*Your objective*
Scan the entries below and report only how many lines contain "dental".

Website and app data records:
----------

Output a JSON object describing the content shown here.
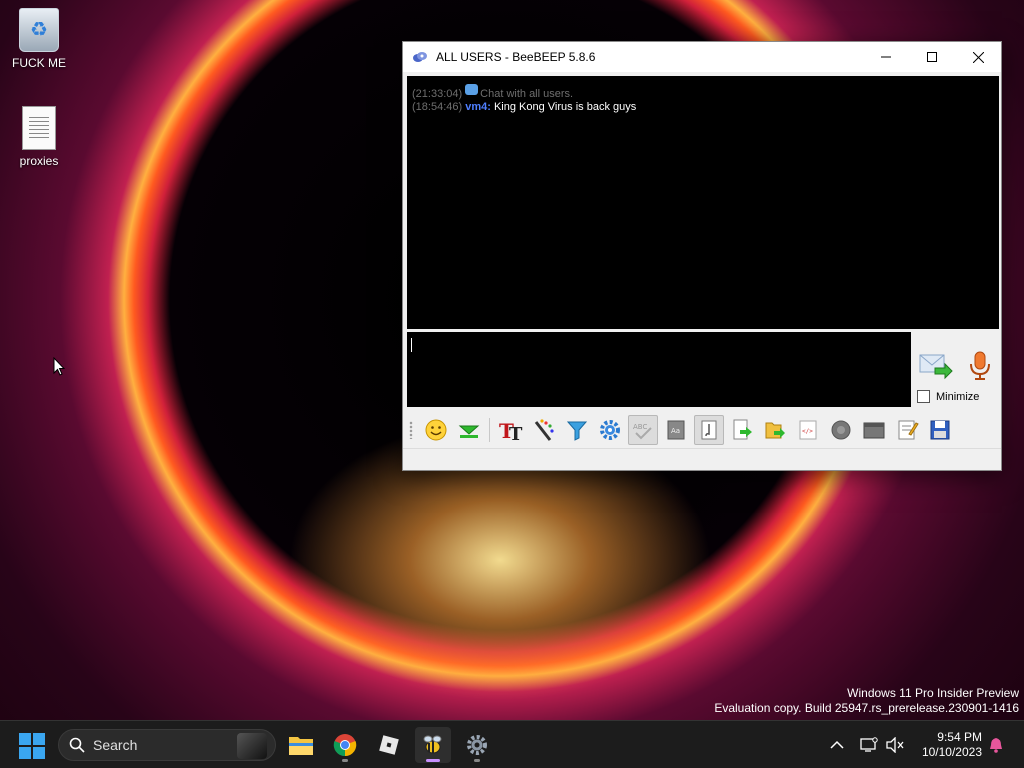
{
  "desktop": {
    "icons": [
      {
        "label": "FUCK ME",
        "icon": "recycle-bin-icon"
      },
      {
        "label": "proxies",
        "icon": "text-file-icon"
      }
    ],
    "watermark": {
      "line1": "Windows 11 Pro Insider Preview",
      "line2": "Evaluation copy. Build 25947.rs_prerelease.230901-1416"
    }
  },
  "window": {
    "title": "ALL USERS - BeeBEEP 5.8.6",
    "controls": {
      "minimize": "—",
      "maximize": "☐",
      "close": "✕"
    },
    "messages": [
      {
        "time": "(21:33:04)",
        "user": "",
        "text": "Chat with all users.",
        "system": true
      },
      {
        "time": "(18:54:46)",
        "user": "vm4:",
        "text": "King Kong Virus is back guys",
        "system": false
      }
    ],
    "minimize_label": "Minimize",
    "minimize_checked": false,
    "toolbar": [
      "emoticons-icon",
      "unread-icon",
      "font-icon",
      "color-icon",
      "filter-icon",
      "settings-icon",
      "spellcheck-icon",
      "dictionary-icon",
      "compact-icon",
      "send-file-icon",
      "send-folder-icon",
      "html-icon",
      "record-icon",
      "screenshot-icon",
      "notes-icon",
      "save-chat-icon"
    ]
  },
  "taskbar": {
    "search_label": "Search",
    "apps": [
      "file-explorer-icon",
      "chrome-icon",
      "roblox-icon",
      "beebeep-icon",
      "settings-gear-icon"
    ],
    "clock": {
      "time": "9:54 PM",
      "date": "10/10/2023"
    }
  },
  "colors": {
    "accent": "#4f7fff",
    "taskbar": "#1c1c1c",
    "start": "#3aa6f0"
  }
}
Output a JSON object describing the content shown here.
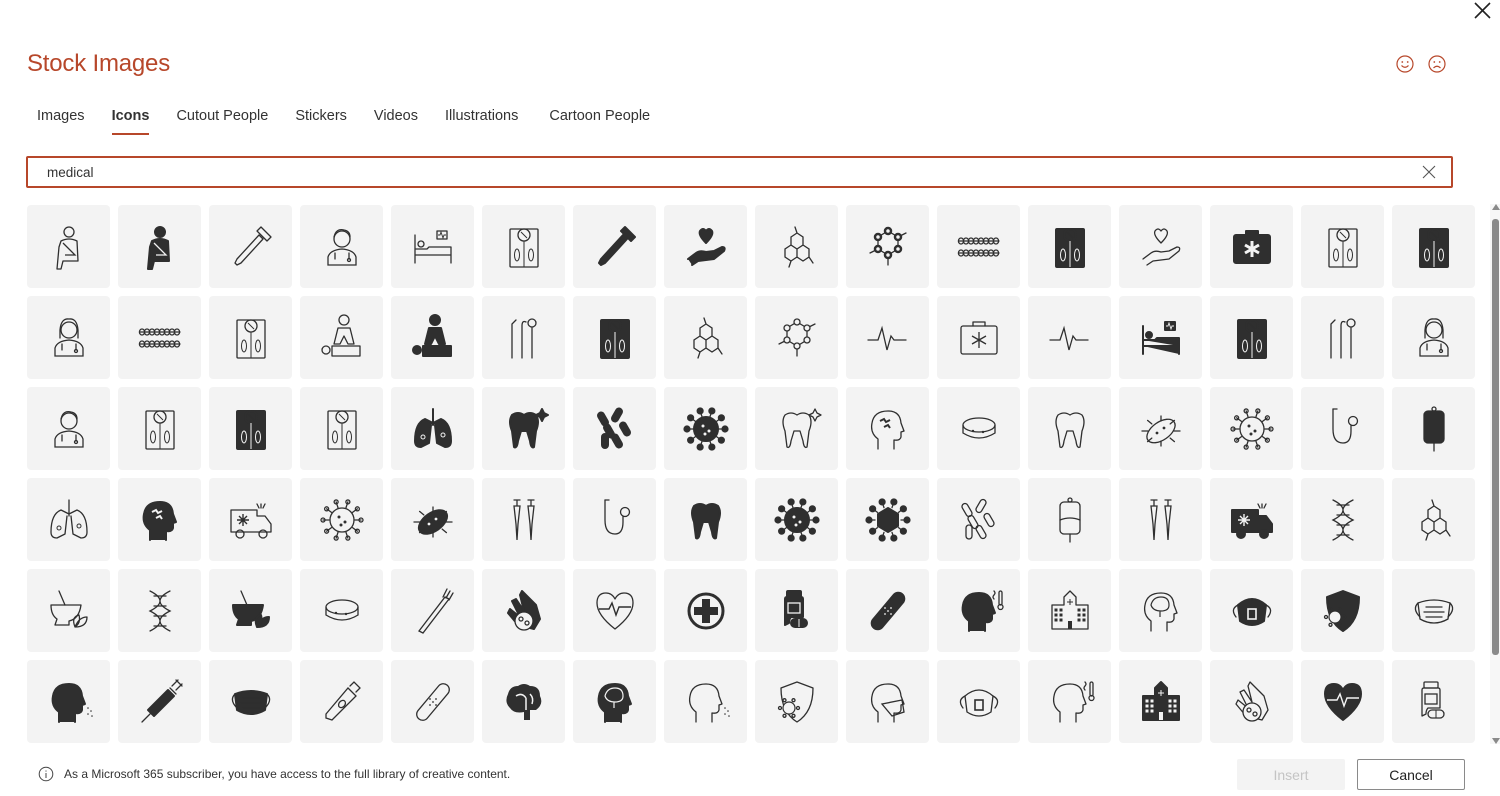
{
  "dialog": {
    "title": "Stock Images",
    "close_icon": "close-icon",
    "feedback": [
      {
        "name": "smile-feedback",
        "icon": "smiley-icon"
      },
      {
        "name": "frown-feedback",
        "icon": "frown-icon"
      }
    ],
    "accent_color": "#b7472a"
  },
  "tabs": [
    {
      "label": "Images",
      "active": false
    },
    {
      "label": "Icons",
      "active": true
    },
    {
      "label": "Cutout People",
      "active": false
    },
    {
      "label": "Stickers",
      "active": false
    },
    {
      "label": "Videos",
      "active": false
    },
    {
      "label": "Illustrations",
      "active": false
    },
    {
      "label": "Cartoon People",
      "active": false
    }
  ],
  "search": {
    "value": "medical",
    "clear_icon": "clear-search-icon"
  },
  "icons": [
    [
      "arm-sling-outline",
      "arm-sling-filled",
      "dropper-outline",
      "doctor-male-outline",
      "hospital-bed-outline",
      "scale-outline",
      "dropper-filled",
      "heart-hand-filled",
      "molecule-hex-outline",
      "molecule-ring-filled",
      "braces-filled",
      "scale-filled",
      "heart-hand-outline",
      "first-aid-kit-filled",
      "scale-outline",
      "scale-filled"
    ],
    [
      "doctor-female-outline",
      "braces-outline",
      "scale-outline",
      "cpr-outline",
      "cpr-filled",
      "dental-tools-filled",
      "scale-filled",
      "molecule-hex-filled",
      "molecule-ring-outline",
      "heartbeat-outline",
      "first-aid-kit-outline",
      "heartbeat-filled",
      "hospital-bed-filled",
      "scale-filled",
      "dental-tools-outline",
      "doctor-female-outline"
    ],
    [
      "doctor-male-outline",
      "scale-outline",
      "scale-filled",
      "scale-outline",
      "lungs-filled",
      "tooth-sparkle-filled",
      "bacteria-filled",
      "virus-filled",
      "tooth-sparkle-outline",
      "head-puzzle-outline",
      "petri-dish-filled",
      "tooth-outline",
      "bacterium-outline",
      "virus-outline",
      "stethoscope-outline",
      "iv-bag-filled"
    ],
    [
      "lungs-outline",
      "head-puzzle-filled",
      "ambulance-outline",
      "virus-outline",
      "bacterium-filled",
      "crutches-filled",
      "stethoscope-filled",
      "tooth-filled",
      "virus-filled",
      "virus-hex-filled",
      "bacteria-outline",
      "iv-bag-outline",
      "crutches-outline",
      "ambulance-filled",
      "dna-filled",
      "molecule-hex-outline"
    ],
    [
      "mortar-herb-outline",
      "dna-outline",
      "mortar-herb-filled",
      "petri-dish-outline",
      "toothbrush-outline",
      "hand-germs-filled",
      "heart-pulse-outline",
      "medical-cross-filled",
      "pill-bottle-filled",
      "bandage-filled",
      "head-fever-filled",
      "hospital-outline",
      "head-brain-outline",
      "respirator-filled",
      "shield-virus-filled",
      "face-mask-outline"
    ],
    [
      "head-sneeze-filled",
      "syringe-filled",
      "face-mask-filled",
      "ointment-tube-outline",
      "bandage-outline",
      "brain-filled",
      "head-brain-filled",
      "head-sneeze-outline",
      "shield-virus-outline",
      "head-mask-outline",
      "respirator-outline",
      "head-fever-outline",
      "hospital-filled",
      "hand-germs-outline",
      "heart-pulse-filled",
      "pill-bottle-outline"
    ]
  ],
  "footer": {
    "info_text": "As a Microsoft 365 subscriber, you have access to the full library of creative content.",
    "insert_label": "Insert",
    "insert_enabled": false,
    "cancel_label": "Cancel"
  },
  "scroll": {
    "position_fraction": 0.0,
    "visible_fraction": 0.81
  }
}
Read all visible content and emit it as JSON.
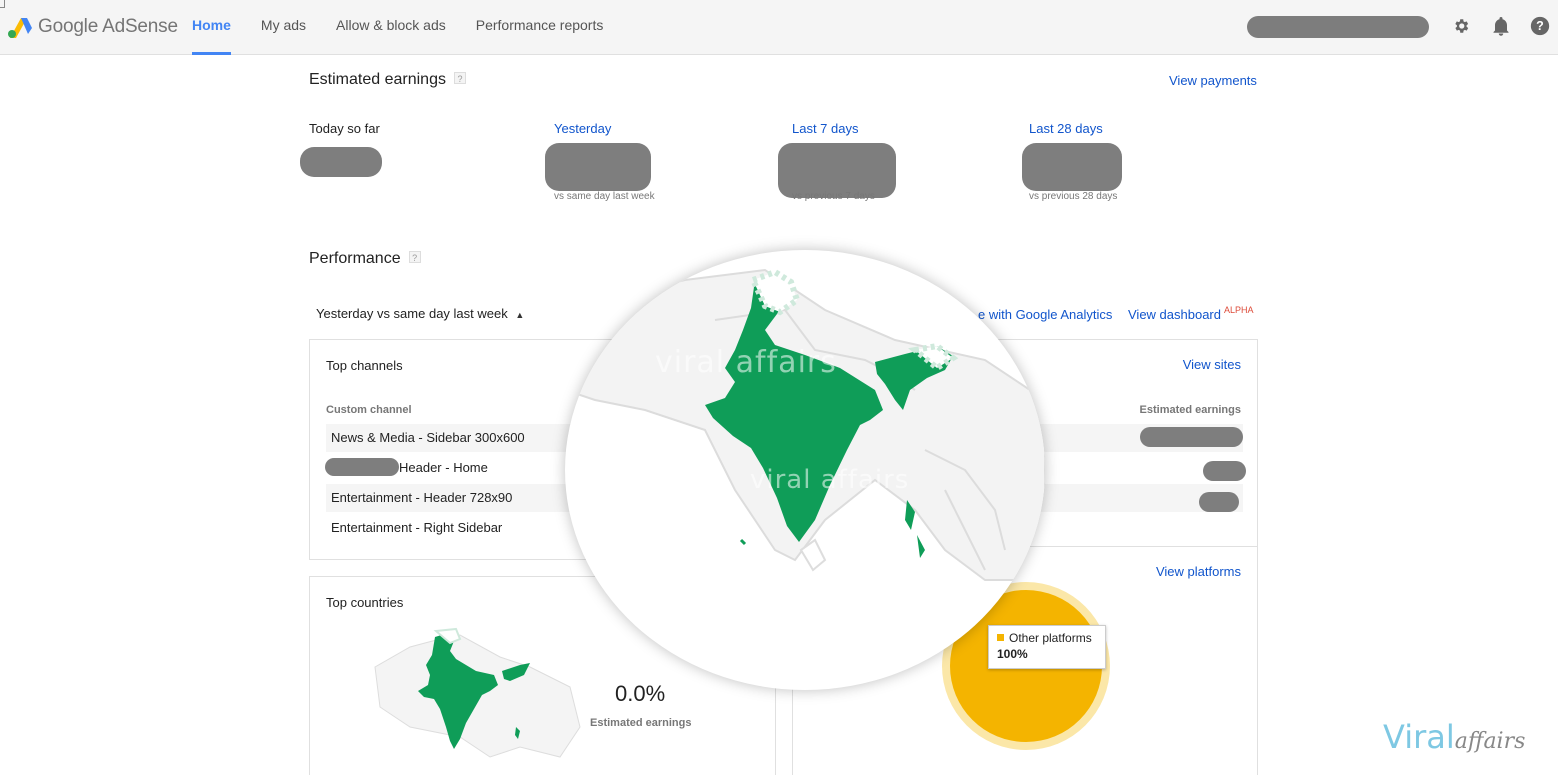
{
  "app": {
    "name": "Google AdSense"
  },
  "nav": {
    "items": [
      {
        "label": "Home",
        "active": true
      },
      {
        "label": "My ads"
      },
      {
        "label": "Allow & block ads"
      },
      {
        "label": "Performance reports"
      }
    ]
  },
  "icons": {
    "settings": "gear-icon",
    "notifications": "bell-icon",
    "help": "help-icon"
  },
  "colors": {
    "accent": "#4285f4",
    "link": "#1155cc",
    "map_green": "#0f9d58",
    "pie_yellow": "#f4b400"
  },
  "earnings": {
    "title": "Estimated earnings",
    "help": "?",
    "view_payments": "View payments",
    "periods": [
      {
        "label": "Today so far"
      },
      {
        "label": "Yesterday",
        "compare": "vs same day last week"
      },
      {
        "label": "Last 7 days",
        "compare": "vs previous 7 days"
      },
      {
        "label": "Last 28 days",
        "compare": "vs previous 28 days"
      }
    ]
  },
  "performance": {
    "title": "Performance",
    "help": "?",
    "range": "Yesterday vs same day last week",
    "analytics_link": "e with Google Analytics",
    "dashboard_link": "View dashboard",
    "alpha": "ALPHA"
  },
  "top_channels": {
    "title": "Top channels",
    "view_sites": "View sites",
    "col_channel": "Custom channel",
    "col_earnings": "Estimated earnings",
    "rows": [
      {
        "name": "News & Media - Sidebar 300x600"
      },
      {
        "name": "Header - Home"
      },
      {
        "name": "Entertainment - Header 728x90"
      },
      {
        "name": "Entertainment - Right Sidebar"
      }
    ]
  },
  "top_countries": {
    "title": "Top countries",
    "value": "0.0%",
    "value_label": "Estimated earnings"
  },
  "platforms": {
    "view_platforms": "View platforms",
    "tooltip_label": "Other platforms",
    "tooltip_value": "100%"
  },
  "chart_data": {
    "type": "pie",
    "categories": [
      "Other platforms"
    ],
    "values": [
      100
    ]
  },
  "watermark": {
    "text": "viral affairs"
  },
  "brand": {
    "primary": "Viral",
    "secondary": "affairs"
  }
}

----------

*Exercise result*
2